##### MATERIAL SUPPLIED
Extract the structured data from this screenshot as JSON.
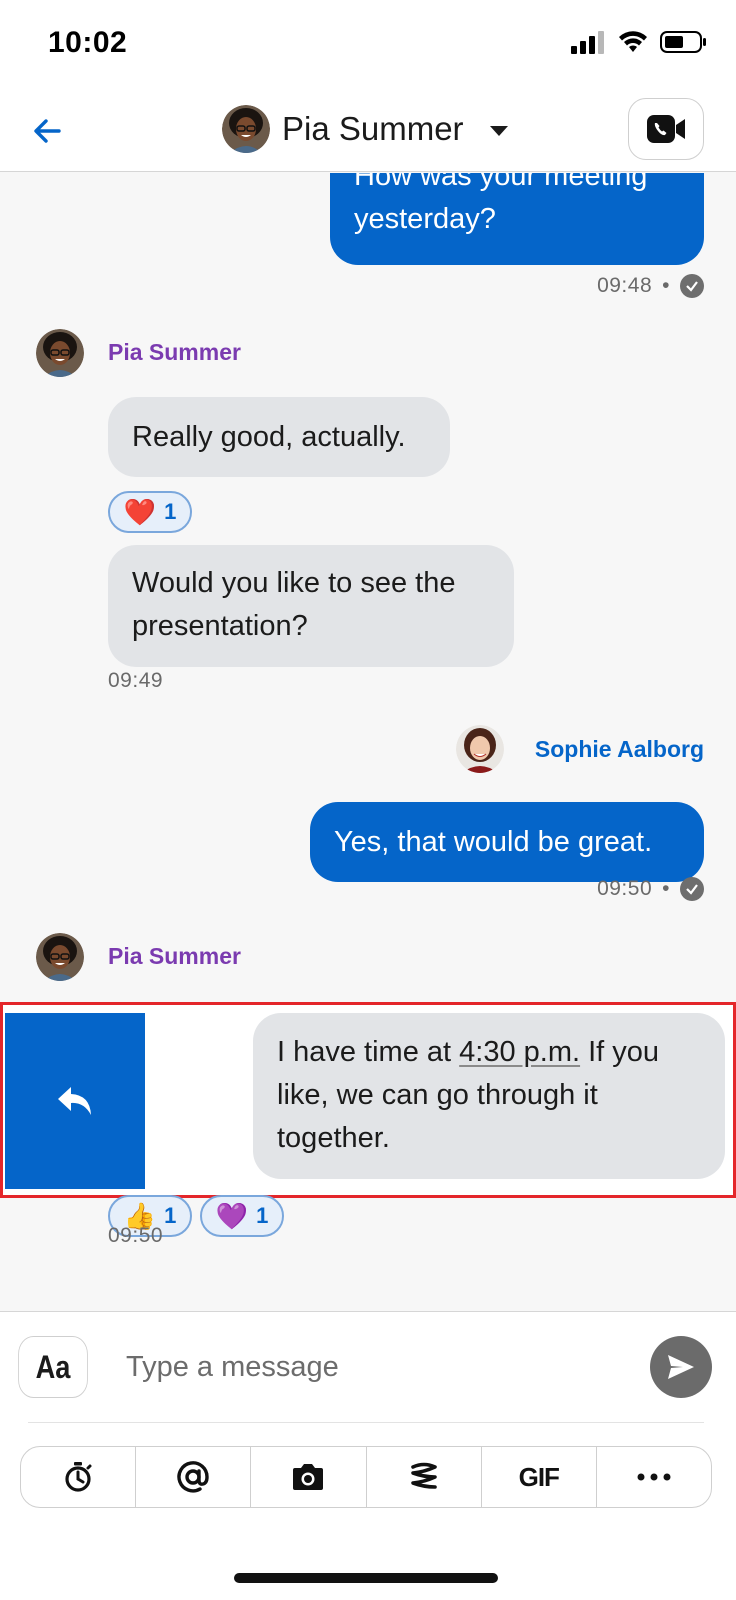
{
  "status_bar": {
    "time": "10:02"
  },
  "header": {
    "contact_name": "Pia Summer"
  },
  "messages": {
    "m1": {
      "text_line1": "How was your meeting",
      "text_line2": "yesterday?",
      "time": "09:48"
    },
    "pia_name_1": "Pia Summer",
    "m2": {
      "text": "Really good, actually."
    },
    "m2_reaction": {
      "emoji": "❤️",
      "count": "1"
    },
    "m3": {
      "text_line1": "Would you like to see the",
      "text_line2": "presentation?",
      "time": "09:49"
    },
    "sophie_name": "Sophie Aalborg",
    "m4": {
      "text": "Yes, that would be great.",
      "time": "09:50"
    },
    "pia_name_2": "Pia Summer",
    "m5": {
      "text_before": "I have time at ",
      "text_time": "4:30 p.m.",
      "text_after": " If you",
      "text_line2": "like, we can go through it",
      "text_line3": "together.",
      "time": "09:50"
    },
    "m5_reactions": [
      {
        "emoji": "👍",
        "count": "1"
      },
      {
        "emoji": "💜",
        "count": "1"
      }
    ]
  },
  "composer": {
    "format_label": "Aa",
    "placeholder": "Type a message",
    "value": "",
    "tools": {
      "gif_label": "GIF"
    }
  },
  "colors": {
    "accent": "#0565c9",
    "pia_name": "#7b3bb0",
    "sophie_name": "#0565c9",
    "incoming_bubble": "#e2e4e7",
    "highlight_border": "#e4262a"
  },
  "icons": [
    "back-arrow-icon",
    "chevron-down-icon",
    "video-call-icon",
    "check-circle-icon",
    "reply-icon",
    "send-icon",
    "timer-icon",
    "at-mention-icon",
    "camera-icon",
    "loop-icon",
    "more-icon"
  ]
}
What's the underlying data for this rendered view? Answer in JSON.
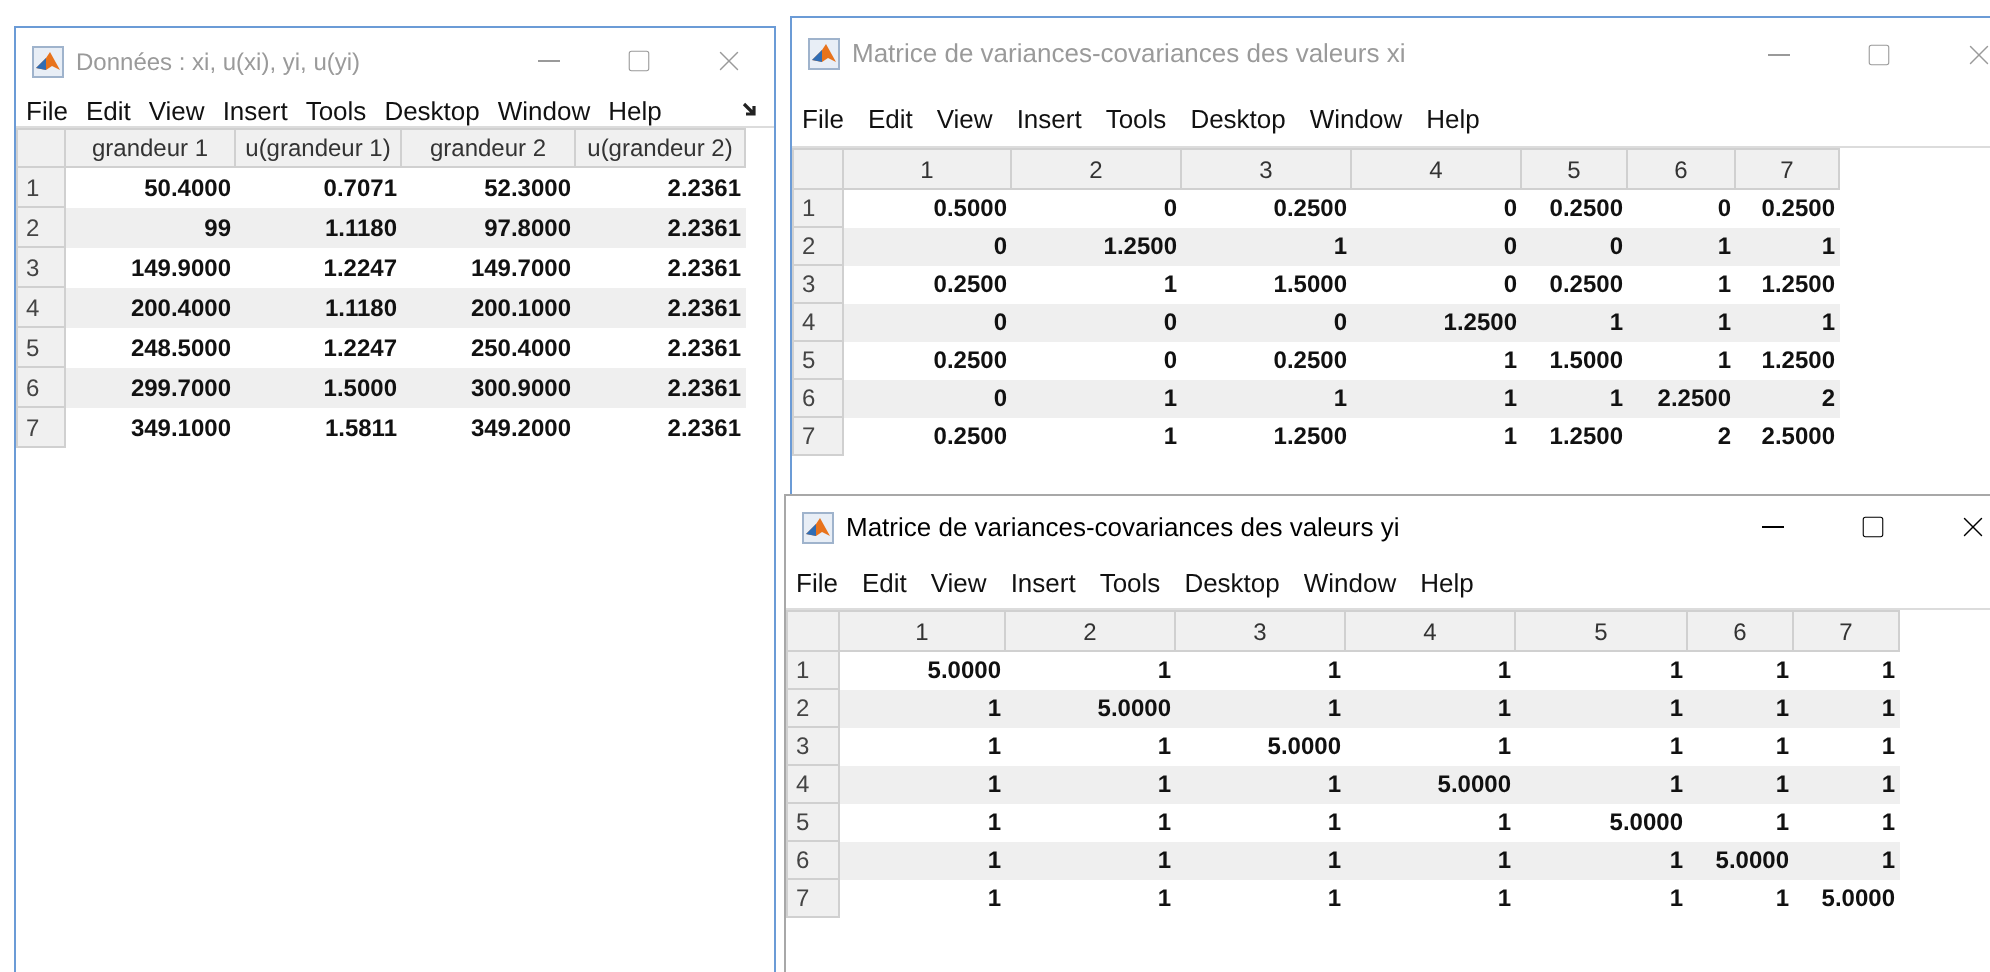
##########
Using the listing, copy every line where the word "JSON" shows up.

EXPECTED ANSWER:
Extract the structured data from this screenshot as JSON.
What's the underlying data for this rendered view? Answer in JSON.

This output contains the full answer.